--- SOURCE DATA ---

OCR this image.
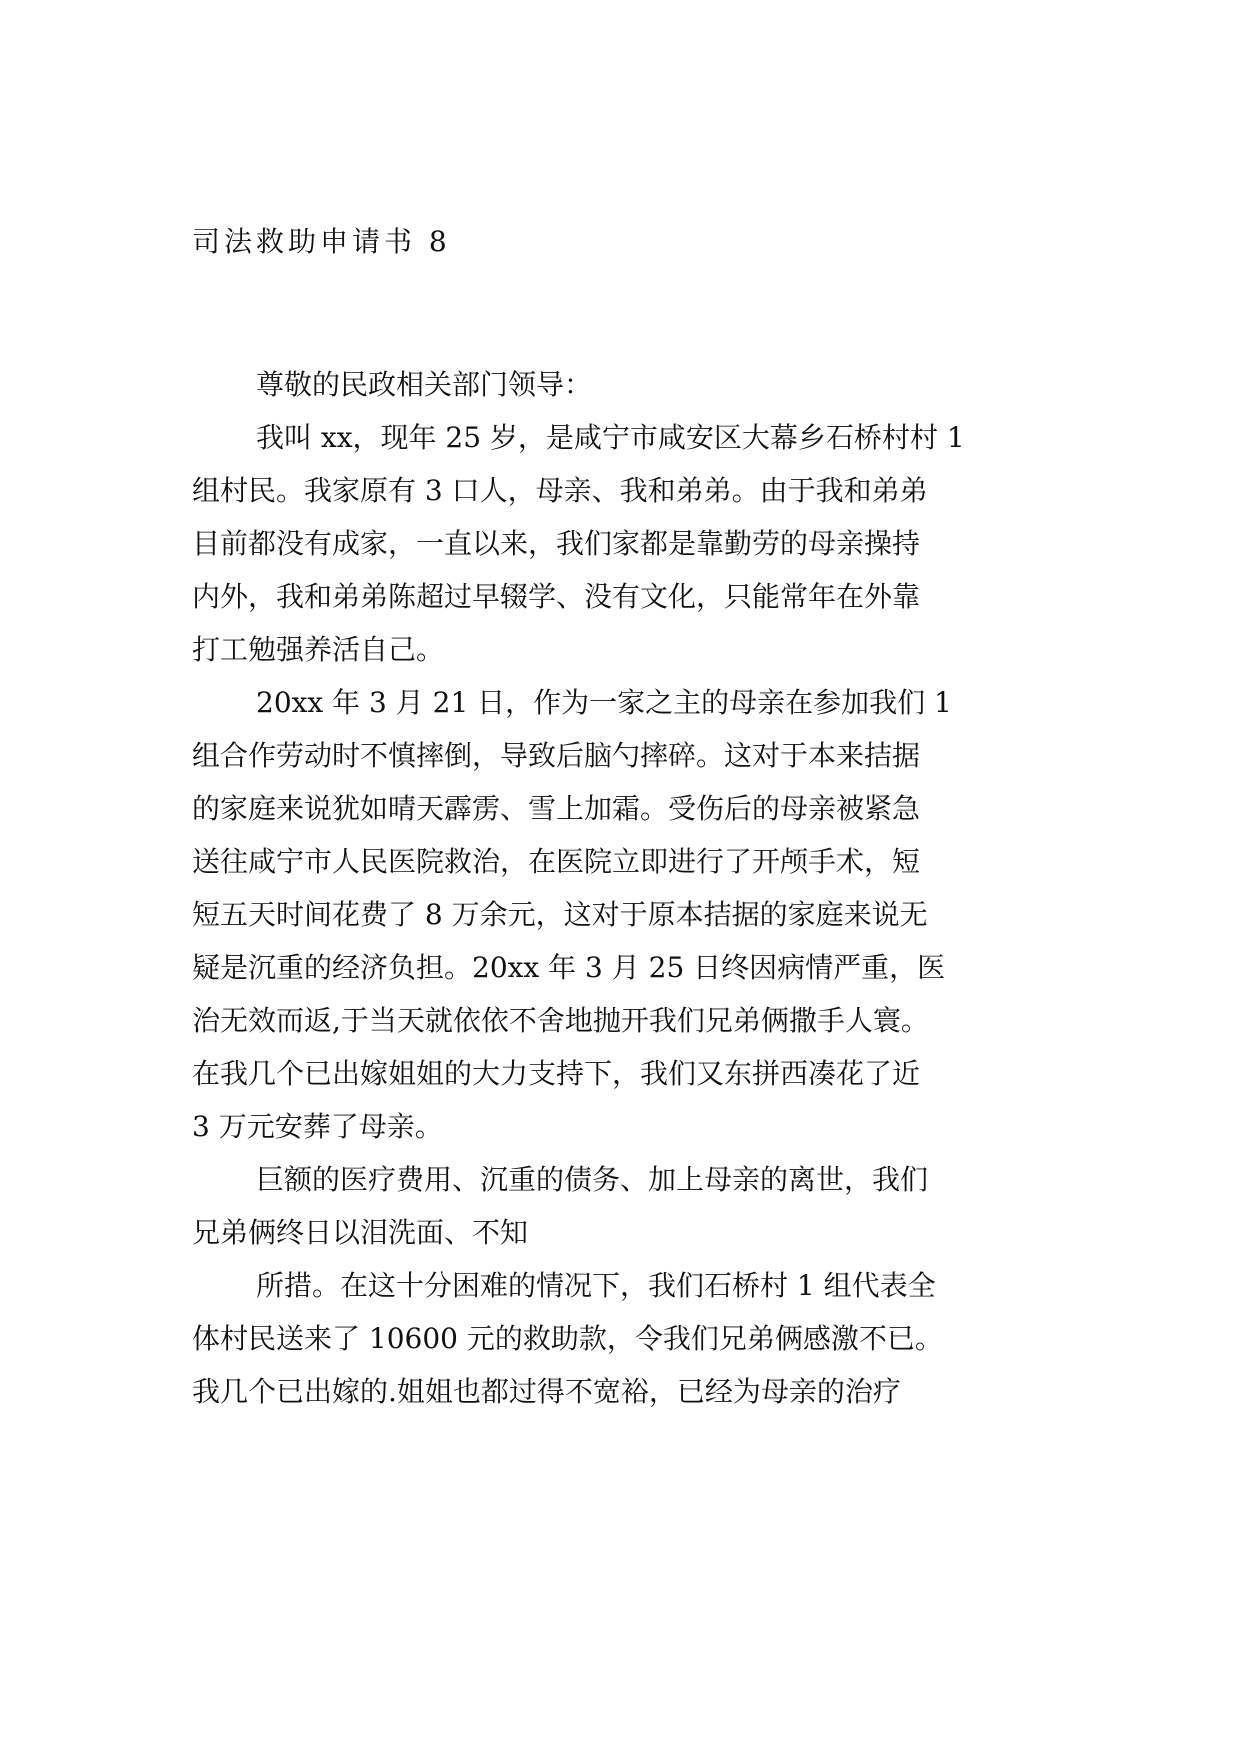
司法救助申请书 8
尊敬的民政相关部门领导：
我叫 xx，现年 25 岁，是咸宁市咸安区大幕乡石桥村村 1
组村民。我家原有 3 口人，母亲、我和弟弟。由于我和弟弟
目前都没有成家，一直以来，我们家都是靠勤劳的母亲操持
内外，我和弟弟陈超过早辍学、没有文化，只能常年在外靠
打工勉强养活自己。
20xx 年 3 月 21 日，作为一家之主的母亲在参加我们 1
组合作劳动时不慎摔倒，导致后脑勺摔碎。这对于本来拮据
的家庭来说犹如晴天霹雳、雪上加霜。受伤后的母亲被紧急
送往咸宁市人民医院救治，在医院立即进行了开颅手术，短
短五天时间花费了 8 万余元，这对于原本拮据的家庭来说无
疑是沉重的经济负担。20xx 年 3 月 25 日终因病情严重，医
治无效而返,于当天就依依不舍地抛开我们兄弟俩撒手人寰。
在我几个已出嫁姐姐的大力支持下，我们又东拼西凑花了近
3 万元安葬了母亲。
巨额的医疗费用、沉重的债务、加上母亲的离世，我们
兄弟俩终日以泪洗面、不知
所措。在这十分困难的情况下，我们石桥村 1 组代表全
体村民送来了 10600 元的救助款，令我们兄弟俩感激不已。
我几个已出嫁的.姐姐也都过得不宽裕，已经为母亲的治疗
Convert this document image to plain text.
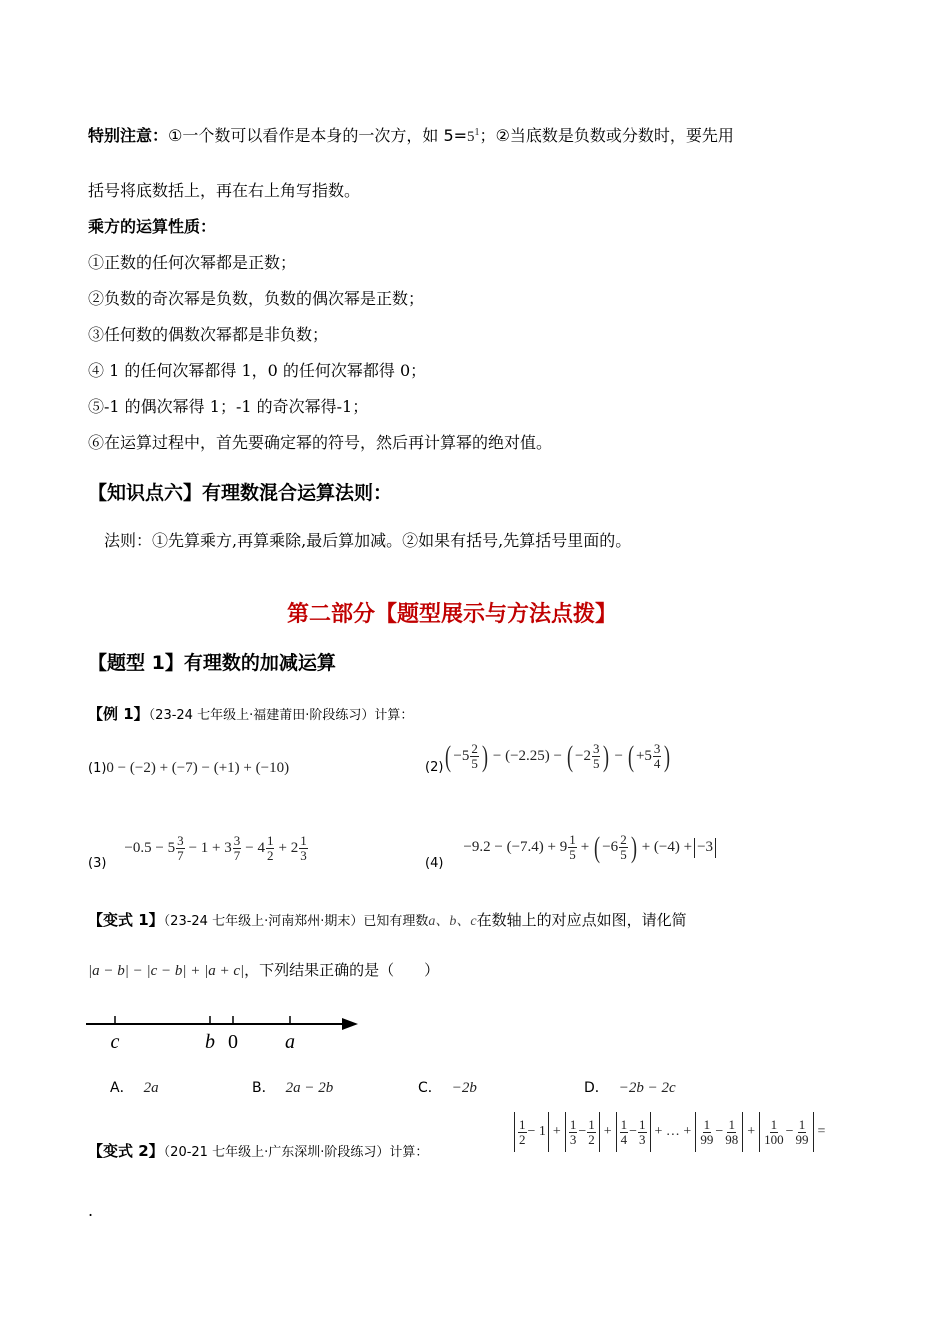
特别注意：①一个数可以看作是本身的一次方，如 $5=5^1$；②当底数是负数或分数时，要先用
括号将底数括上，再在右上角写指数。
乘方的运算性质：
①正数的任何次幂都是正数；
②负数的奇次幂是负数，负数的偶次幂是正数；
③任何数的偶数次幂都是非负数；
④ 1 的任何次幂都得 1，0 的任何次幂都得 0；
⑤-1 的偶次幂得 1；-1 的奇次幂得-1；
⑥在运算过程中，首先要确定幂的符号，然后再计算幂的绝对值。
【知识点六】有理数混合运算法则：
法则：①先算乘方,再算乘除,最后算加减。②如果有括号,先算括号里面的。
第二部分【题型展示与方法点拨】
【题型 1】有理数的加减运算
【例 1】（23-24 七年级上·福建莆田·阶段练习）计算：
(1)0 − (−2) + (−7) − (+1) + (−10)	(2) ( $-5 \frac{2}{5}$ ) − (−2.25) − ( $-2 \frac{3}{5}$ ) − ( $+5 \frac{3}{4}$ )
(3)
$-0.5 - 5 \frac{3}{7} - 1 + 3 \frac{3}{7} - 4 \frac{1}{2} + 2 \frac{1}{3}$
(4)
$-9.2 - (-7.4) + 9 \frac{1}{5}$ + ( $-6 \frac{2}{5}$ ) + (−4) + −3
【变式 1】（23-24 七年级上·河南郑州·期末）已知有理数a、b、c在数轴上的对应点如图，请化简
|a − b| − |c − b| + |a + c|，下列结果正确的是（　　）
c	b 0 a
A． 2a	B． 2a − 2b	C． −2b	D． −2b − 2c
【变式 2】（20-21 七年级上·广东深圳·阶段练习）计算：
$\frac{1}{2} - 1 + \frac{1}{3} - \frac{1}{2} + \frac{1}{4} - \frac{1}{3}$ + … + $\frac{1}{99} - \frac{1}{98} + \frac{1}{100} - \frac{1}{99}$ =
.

---

- [EXERCISE GOAL]: Copy out the entries verbatim and leave the images out.

- [EXERCISE ANSWER]:
OCR this image.
司法救助申请书 8
尊敬的民政相关部门领导：
我叫 xx，现年 25 岁，是咸宁市咸安区大幕乡石桥村村 1
组村民。我家原有 3 口人，母亲、我和弟弟。由于我和弟弟
目前都没有成家，一直以来，我们家都是靠勤劳的母亲操持
内外，我和弟弟陈超过早辍学、没有文化，只能常年在外靠
打工勉强养活自己。
20xx 年 3 月 21 日，作为一家之主的母亲在参加我们 1
组合作劳动时不慎摔倒，导致后脑勺摔碎。这对于本来拮据
的家庭来说犹如晴天霹雳、雪上加霜。受伤后的母亲被紧急
送往咸宁市人民医院救治，在医院立即进行了开颅手术，短
短五天时间花费了 8 万余元，这对于原本拮据的家庭来说无
疑是沉重的经济负担。20xx 年 3 月 25 日终因病情严重，医
治无效而返,于当天就依依不舍地抛开我们兄弟俩撒手人寰。
在我几个已出嫁姐姐的大力支持下，我们又东拼西凑花了近
3 万元安葬了母亲。
巨额的医疗费用、沉重的债务、加上母亲的离世，我们
兄弟俩终日以泪洗面、不知
所措。在这十分困难的情况下，我们石桥村 1 组代表全
体村民送来了 10600 元的救助款，令我们兄弟俩感激不已。
我几个已出嫁的.姐姐也都过得不宽裕，已经为母亲的治疗
Convert this document image to plain text.
特别注意：①一个数可以看作是本身的一次方，如 $5=5^1$；②当底数是负数或分数时，要先用
括号将底数括上，再在右上角写指数。
乘方的运算性质：
①正数的任何次幂都是正数；
②负数的奇次幂是负数，负数的偶次幂是正数；
③任何数的偶数次幂都是非负数；
④ 1 的任何次幂都得 1，0 的任何次幂都得 0；
⑤-1 的偶次幂得 1；-1 的奇次幂得-1；
⑥在运算过程中，首先要确定幂的符号，然后再计算幂的绝对值。
【知识点六】有理数混合运算法则：
法则：①先算乘方,再算乘除,最后算加减。②如果有括号,先算括号里面的。
第二部分【题型展示与方法点拨】
【题型 1】有理数的加减运算
【例 1】（23-24 七年级上·福建莆田·阶段练习）计算：
(1)0 − (−2) + (−7) − (+1) + (−10)	(2) ( $-5 \frac{2}{5}$ ) − (−2.25) − ( $-2 \frac{3}{5}$ ) − ( $+5 \frac{3}{4}$ )
(3)
$-0.5 - 5 \frac{3}{7} - 1 + 3 \frac{3}{7} - 4 \frac{1}{2} + 2 \frac{1}{3}$
(4)
$-9.2 - (-7.4) + 9 \frac{1}{5}$ + ( $-6 \frac{2}{5}$ ) + (−4) + −3
【变式 1】（23-24 七年级上·河南郑州·期末）已知有理数a、b、c在数轴上的对应点如图，请化简
|a − b| − |c − b| + |a + c|，下列结果正确的是（　　）
c	b 0 a
A． 2a	B． 2a − 2b	C． −2b	D． −2b − 2c
【变式 2】（20-21 七年级上·广东深圳·阶段练习）计算：
$\frac{1}{2} - 1 + \frac{1}{3} - \frac{1}{2} + \frac{1}{4} - \frac{1}{3}$ + … + $\frac{1}{99} - \frac{1}{98} + \frac{1}{100} - \frac{1}{99}$ =
.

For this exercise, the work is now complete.